Exercise instructions: Copy out every one of the lines below word for word, leaving out the pictures.

■ ■ ■ ■

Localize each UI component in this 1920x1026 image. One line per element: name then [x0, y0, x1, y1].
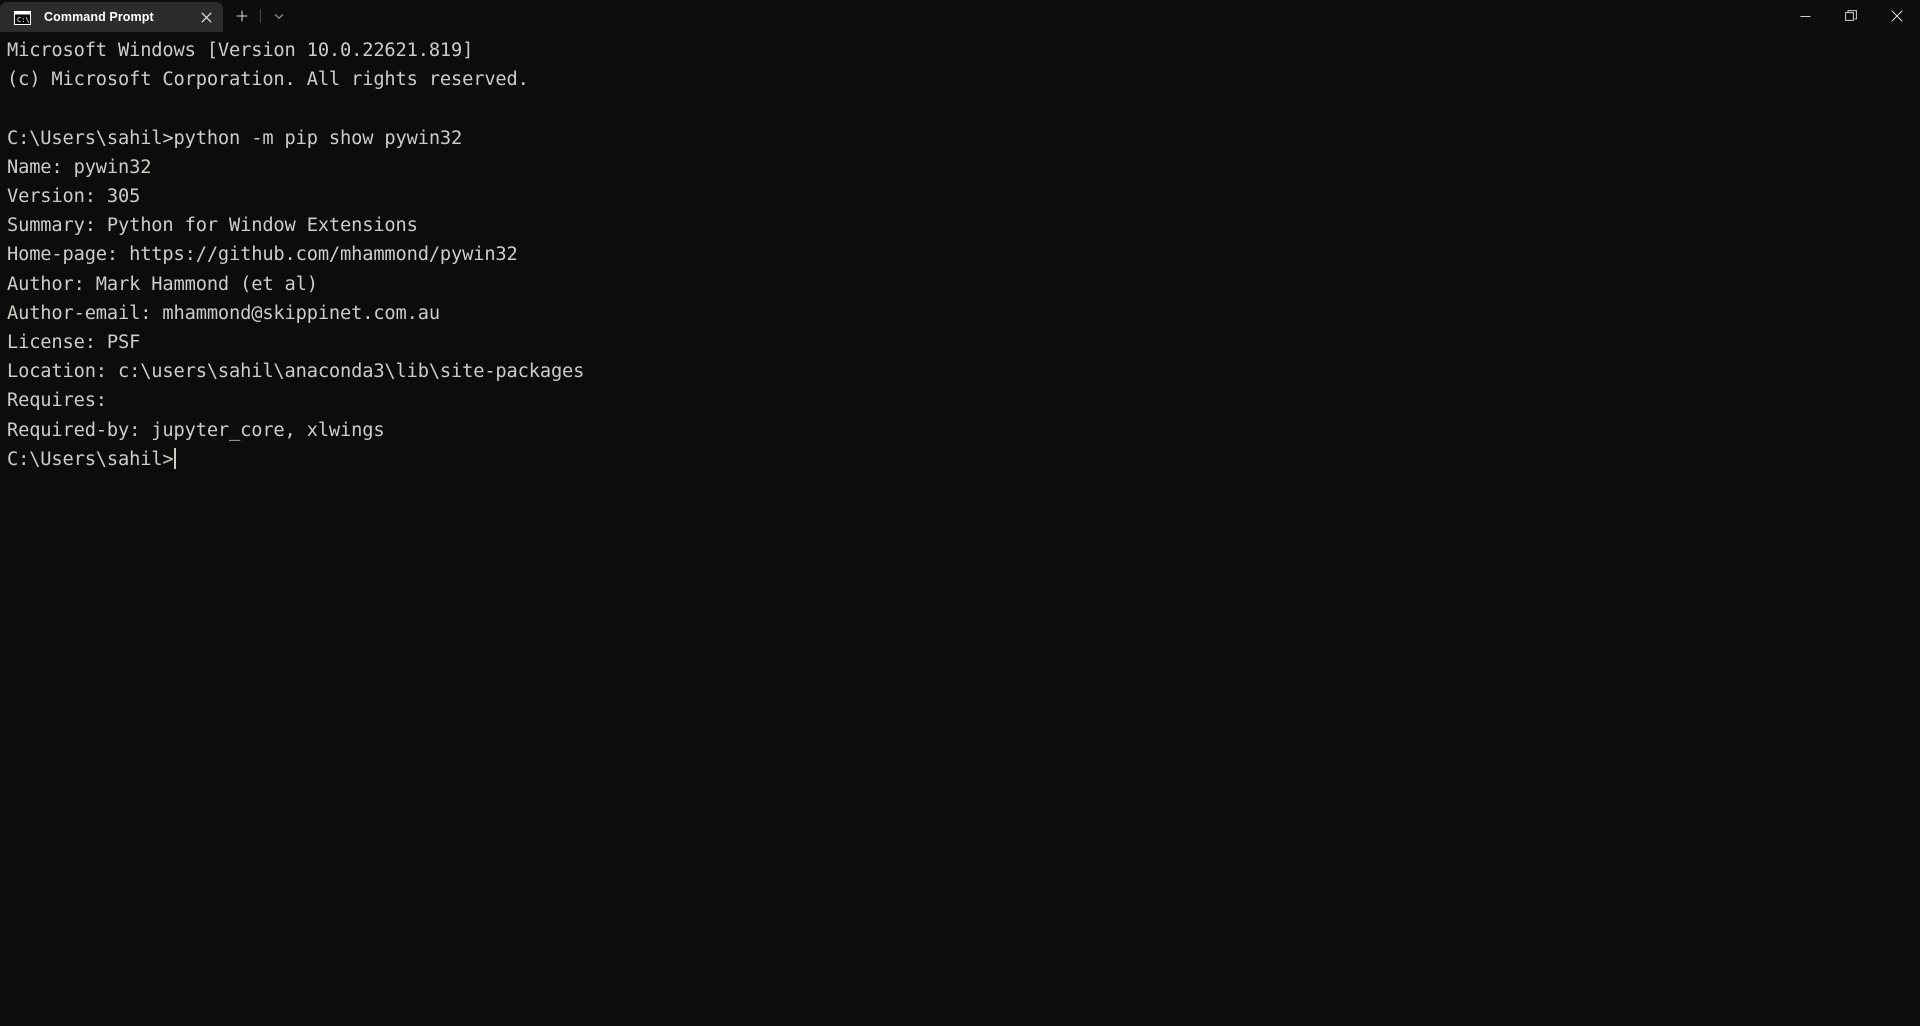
tab-actions [223, 0, 294, 32]
tab-strip: C:\ Command Prompt [0, 0, 294, 32]
console-prompt: C:\Users\sahil> [7, 448, 174, 470]
minimize-icon[interactable] [1782, 0, 1828, 32]
new-tab-icon[interactable] [227, 3, 257, 29]
close-window-icon[interactable] [1874, 0, 1920, 32]
tab-actions-divider [260, 9, 261, 23]
restore-icon[interactable] [1828, 0, 1874, 32]
svg-text:C:\: C:\ [17, 16, 30, 24]
window-controls [1782, 0, 1920, 32]
text-cursor [173, 447, 176, 469]
chevron-down-icon[interactable] [264, 3, 294, 29]
tab-title: Command Prompt [44, 10, 154, 24]
console-output: Microsoft Windows [Version 10.0.22621.81… [7, 36, 1920, 474]
console-output-text: Microsoft Windows [Version 10.0.22621.81… [7, 40, 585, 441]
terminal-viewport[interactable]: Microsoft Windows [Version 10.0.22621.81… [0, 32, 1920, 1026]
title-bar: C:\ Command Prompt [0, 0, 1920, 32]
tab-command-prompt[interactable]: C:\ Command Prompt [0, 2, 223, 32]
command-prompt-icon: C:\ [14, 10, 31, 25]
close-icon[interactable] [191, 3, 221, 31]
titlebar-drag-region[interactable] [294, 0, 1920, 32]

■ ■ ■ ■

Response below:
Localize each UI component in this 1920x1026 image. One line per element: name then [x0, y0, x1, y1].
tab-actions [223, 0, 294, 32]
tab-strip: C:\ Command Prompt [0, 0, 294, 32]
console-prompt: C:\Users\sahil> [7, 448, 174, 470]
minimize-icon[interactable] [1782, 0, 1828, 32]
new-tab-icon[interactable] [227, 3, 257, 29]
close-window-icon[interactable] [1874, 0, 1920, 32]
tab-actions-divider [260, 9, 261, 23]
restore-icon[interactable] [1828, 0, 1874, 32]
svg-text:C:\: C:\ [17, 16, 30, 24]
window-controls [1782, 0, 1920, 32]
text-cursor [173, 447, 176, 469]
chevron-down-icon[interactable] [264, 3, 294, 29]
tab-title: Command Prompt [44, 10, 154, 24]
console-output: Microsoft Windows [Version 10.0.22621.81… [7, 36, 1920, 474]
console-output-text: Microsoft Windows [Version 10.0.22621.81… [7, 40, 585, 441]
terminal-viewport[interactable]: Microsoft Windows [Version 10.0.22621.81… [0, 32, 1920, 1026]
title-bar: C:\ Command Prompt [0, 0, 1920, 32]
tab-command-prompt[interactable]: C:\ Command Prompt [0, 2, 223, 32]
command-prompt-icon: C:\ [14, 10, 31, 25]
close-icon[interactable] [191, 3, 221, 31]
titlebar-drag-region[interactable] [294, 0, 1920, 32]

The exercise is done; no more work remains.